**** QUOTED PASSAGE ****
3.6. Antibiotic Susceptibility Testing

Across both regions, most Salmonella spp.isolates tested were susceptible to the two antibiotics primarily used in the treatment of salmonellosis (trimethoprim/sulfamethoxazole and ampicillin). A summary of this is provided in Table 1.

4. Discussion

This is the first and largest study to describe the epidemiology of paediatric salmonellosis across Queensland, Australia over a 20-year period with a focus on tropical and sub-tropical regions. The greater incidence of paediatric salmonellosis cases in the tropical region is statistically significant (2011 incidence 84.2 per 100,000 tropical, 36.1 per 100,000 sub-tropical (χ2 = 77.652, df = 1, p < 0.001)). This demonstrates a higher burden of NTS infection in the tropical region of Queensland. The greatest number of cases of paediatric salmonellosis was observed in the under 12-month age group, a finding which is supported by other recent epidemiological studies [27].
Although the overall number of children in Queensland increased steadily over the observation period, the number of public hospital salmonella cases per area per year did not follow the same pattern. The sharp increase in cases in the sub-tropics in 2015 may reflect a shift in laboratory identification techniques from traditional culture to NAAT techniques, which are more sensitive [28], and this change in technique may bias results. However, Kirk et al. described an increasing trend for salmonellosis since 2010 adjusted for population growth [15].
As approximately 71% of salmonella cases are food-borne [29], factors such as inability to maintain food hygiene practices, poor sanitation and overcrowding may contribute to the higher incidence of salmonellosis in tropical Queensland. Additionally, multivariable analysis conducted by Gibney et al. has highlighted the fact that the notification incidence for salmonellosis over a 21-year period was three times higher for residents of remote or very remote areas, with a disparity in notification incidence in Indigenous Australians with no significant difference based on socioeconomic disadvantage [30]. Socioeconomic differences across regions have also been shown in previous studies not to influence food hygiene practices [31,32].
Climatic differences may partly explain the finding of differences across tropical and sub-tropical Queensland. “Warm and wet” regions such as North Queensland have been shown to have the highest rates of salmonellosis [33], and an increase in temperature and rainfall has been correlated with an increase in cases [34]. The inclusion of region-specific temperature and rainfall data is beyond the scope of this study. Fearnley et al. have previously demonstrated, using Bayersian source attribution models, that Queensland has higher reported rates of NTS salmonella than other temperate states of Australia and that environmental factors may play a greater role in transmission in younger children rather than specific reservoirs such as egg, chicken, and nuts [35].This opposes previous suggestions by Messer et al. that attributed cases of salmonella meningitis in Cairns to gaps in poultry and egg processing [36]. A link has also been demonstrated between S. Virchow and the Asian house gecko in houses in northern Queensland [37]. Additionally, Williams et al. demonstrated the importance of frogs, dogs and vacuum dust as a reservoir for faecal-oral transmission in children aged 0–4 years in the Northern Territory [32]. The importance of pet reptiles as a source of NTS species causing invasive disease has also been shown [38,39,40], as has proximity to contaminated bore water, river water, dust, and food industry-related packing sheds [29,41]. Due to its apparent ubiquitous nature, additional factors to consider in variations in salmonella transmission include inoculating dose, the role of immunity and human-to-human transmission in perpetuating the disease, and known risk factors such as antibiotic use or the use of pH-reducing medications [42,43].
****
• WHAT YOU NEED TO DO
1: Answer these questions from the salmonellosis passage:
(a) Which two antibiotics are named as primarily used to treat salmonellosis?
(b) Which age group had the greatest number of cases of paediatric salmonellosis?
(c) Approximately what percentage of salmonella cases are food-borne?
2: Rewrite the salmonellosis passage between "4. Discussion" and "epidemiological studies [27].", inclusive, replacing "20-year period" with "two-decade period".
3: Translate this sentence from the salmonellosis passage into Spanish: "The inclusion of region-specific temperature and rainfall data is beyond the scope of this study."
The data after this point has no connection to the salmonellosis passage.
**** DATASET EXTRACT ****
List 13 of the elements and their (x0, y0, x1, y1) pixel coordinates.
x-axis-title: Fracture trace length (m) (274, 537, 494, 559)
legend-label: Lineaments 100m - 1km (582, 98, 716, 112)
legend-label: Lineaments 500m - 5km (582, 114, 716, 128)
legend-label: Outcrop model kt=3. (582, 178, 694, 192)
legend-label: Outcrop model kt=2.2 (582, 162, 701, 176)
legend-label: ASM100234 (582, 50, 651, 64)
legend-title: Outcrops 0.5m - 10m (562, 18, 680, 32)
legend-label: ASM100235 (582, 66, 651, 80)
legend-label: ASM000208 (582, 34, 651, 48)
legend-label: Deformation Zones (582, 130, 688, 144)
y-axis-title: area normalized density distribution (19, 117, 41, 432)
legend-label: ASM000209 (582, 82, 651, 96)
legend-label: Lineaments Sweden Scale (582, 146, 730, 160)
****
• SOLVED TASKS
1:
(a) Trimethoprim/sulfamethoxazole and ampicillin.
(b) The under 12-month age group.
(c) Approximately 71%.

2:
4. Discussion

This is the first and largest study to describe the epidemiology of paediatric salmonellosis across Queensland, Australia over a two-decade period with a focus on tropical and sub-tropical regions. The greater incidence of paediatric salmonellosis cases in the tropical region is statistically significant (2011 incidence 84.2 per 100,000 tropical, 36.1 per 100,000 sub-tropical (χ2 = 77.652, df = 1, p < 0.001)). This demonstrates a higher burden of NTS infection in the tropical region of Queensland. The greatest number of cases of paediatric salmonellosis was observed in the under 12-month age group, a finding which is supported by other recent epidemiological studies [27].

3: La inclusión de datos de temperatura y precipitaciones específicos de cada región está fuera del alcance de este estudio.